▶ [What to work on] Sort through the data and copy the lines holding the word "this".

※ ※ ※

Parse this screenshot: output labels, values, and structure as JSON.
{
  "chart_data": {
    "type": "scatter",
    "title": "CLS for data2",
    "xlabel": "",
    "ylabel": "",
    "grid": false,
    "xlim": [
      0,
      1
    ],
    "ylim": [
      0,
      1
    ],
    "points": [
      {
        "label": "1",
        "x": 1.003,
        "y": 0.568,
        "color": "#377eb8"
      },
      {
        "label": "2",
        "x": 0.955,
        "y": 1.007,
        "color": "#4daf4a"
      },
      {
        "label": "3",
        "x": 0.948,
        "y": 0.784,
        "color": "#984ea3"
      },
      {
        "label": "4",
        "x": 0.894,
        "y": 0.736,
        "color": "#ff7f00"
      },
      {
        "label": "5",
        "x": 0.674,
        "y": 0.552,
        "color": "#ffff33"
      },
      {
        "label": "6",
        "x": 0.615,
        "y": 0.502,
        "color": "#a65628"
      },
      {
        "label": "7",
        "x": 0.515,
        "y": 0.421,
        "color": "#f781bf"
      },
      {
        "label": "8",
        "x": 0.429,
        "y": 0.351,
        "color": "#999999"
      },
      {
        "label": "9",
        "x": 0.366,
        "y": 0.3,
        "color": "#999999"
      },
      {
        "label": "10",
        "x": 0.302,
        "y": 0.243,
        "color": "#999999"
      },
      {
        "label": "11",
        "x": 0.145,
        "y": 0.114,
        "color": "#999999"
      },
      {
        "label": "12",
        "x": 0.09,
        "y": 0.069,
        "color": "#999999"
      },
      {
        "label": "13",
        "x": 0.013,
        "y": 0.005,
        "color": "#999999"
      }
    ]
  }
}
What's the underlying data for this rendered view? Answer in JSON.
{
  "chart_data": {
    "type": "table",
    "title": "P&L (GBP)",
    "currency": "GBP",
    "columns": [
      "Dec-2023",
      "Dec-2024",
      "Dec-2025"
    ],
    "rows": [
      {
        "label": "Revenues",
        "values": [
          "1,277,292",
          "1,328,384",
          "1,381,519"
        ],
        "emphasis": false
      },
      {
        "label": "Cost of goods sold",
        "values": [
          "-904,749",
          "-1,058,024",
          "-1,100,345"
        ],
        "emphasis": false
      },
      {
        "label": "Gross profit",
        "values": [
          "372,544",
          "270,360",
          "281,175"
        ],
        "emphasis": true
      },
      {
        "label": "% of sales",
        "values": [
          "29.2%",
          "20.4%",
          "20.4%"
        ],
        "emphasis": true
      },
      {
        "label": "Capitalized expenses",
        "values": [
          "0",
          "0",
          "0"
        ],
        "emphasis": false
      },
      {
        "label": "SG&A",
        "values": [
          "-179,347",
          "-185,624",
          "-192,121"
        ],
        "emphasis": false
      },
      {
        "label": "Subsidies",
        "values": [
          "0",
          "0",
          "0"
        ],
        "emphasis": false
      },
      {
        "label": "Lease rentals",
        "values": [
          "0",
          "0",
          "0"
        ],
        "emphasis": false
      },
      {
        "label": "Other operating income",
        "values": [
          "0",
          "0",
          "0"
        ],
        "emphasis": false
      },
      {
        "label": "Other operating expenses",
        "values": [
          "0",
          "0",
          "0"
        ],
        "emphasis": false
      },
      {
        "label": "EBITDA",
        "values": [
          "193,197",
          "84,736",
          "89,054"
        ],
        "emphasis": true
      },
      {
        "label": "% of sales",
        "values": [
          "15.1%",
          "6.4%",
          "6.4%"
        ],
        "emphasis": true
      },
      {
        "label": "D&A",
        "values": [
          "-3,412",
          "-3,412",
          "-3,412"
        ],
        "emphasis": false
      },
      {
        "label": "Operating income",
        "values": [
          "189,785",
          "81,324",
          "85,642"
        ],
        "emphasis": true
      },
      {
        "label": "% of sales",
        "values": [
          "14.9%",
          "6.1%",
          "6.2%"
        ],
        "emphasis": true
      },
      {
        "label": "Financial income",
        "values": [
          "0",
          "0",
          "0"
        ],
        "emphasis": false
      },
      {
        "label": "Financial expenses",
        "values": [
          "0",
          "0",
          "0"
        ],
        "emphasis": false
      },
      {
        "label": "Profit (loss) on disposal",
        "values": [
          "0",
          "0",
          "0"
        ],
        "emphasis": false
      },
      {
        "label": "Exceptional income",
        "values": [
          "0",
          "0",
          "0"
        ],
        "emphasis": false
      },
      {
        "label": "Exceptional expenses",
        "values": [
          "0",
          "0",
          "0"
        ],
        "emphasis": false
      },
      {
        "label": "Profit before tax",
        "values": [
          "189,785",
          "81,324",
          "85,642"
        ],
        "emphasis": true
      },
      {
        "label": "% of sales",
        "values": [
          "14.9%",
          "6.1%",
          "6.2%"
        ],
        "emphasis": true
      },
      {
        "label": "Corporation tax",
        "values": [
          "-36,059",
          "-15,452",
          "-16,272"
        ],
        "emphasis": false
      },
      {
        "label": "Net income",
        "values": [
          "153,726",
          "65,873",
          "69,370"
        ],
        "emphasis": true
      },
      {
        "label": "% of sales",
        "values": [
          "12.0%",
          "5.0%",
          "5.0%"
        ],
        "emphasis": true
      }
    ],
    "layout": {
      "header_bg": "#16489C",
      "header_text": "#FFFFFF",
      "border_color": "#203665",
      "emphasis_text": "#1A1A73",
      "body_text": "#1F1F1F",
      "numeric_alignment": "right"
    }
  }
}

※ ※ ※

▶ [Solution to the problem]
Parse this screenshot: output labels, values, and structure as JSON.
What's the underlying data for this rendered view? Answer in JSON.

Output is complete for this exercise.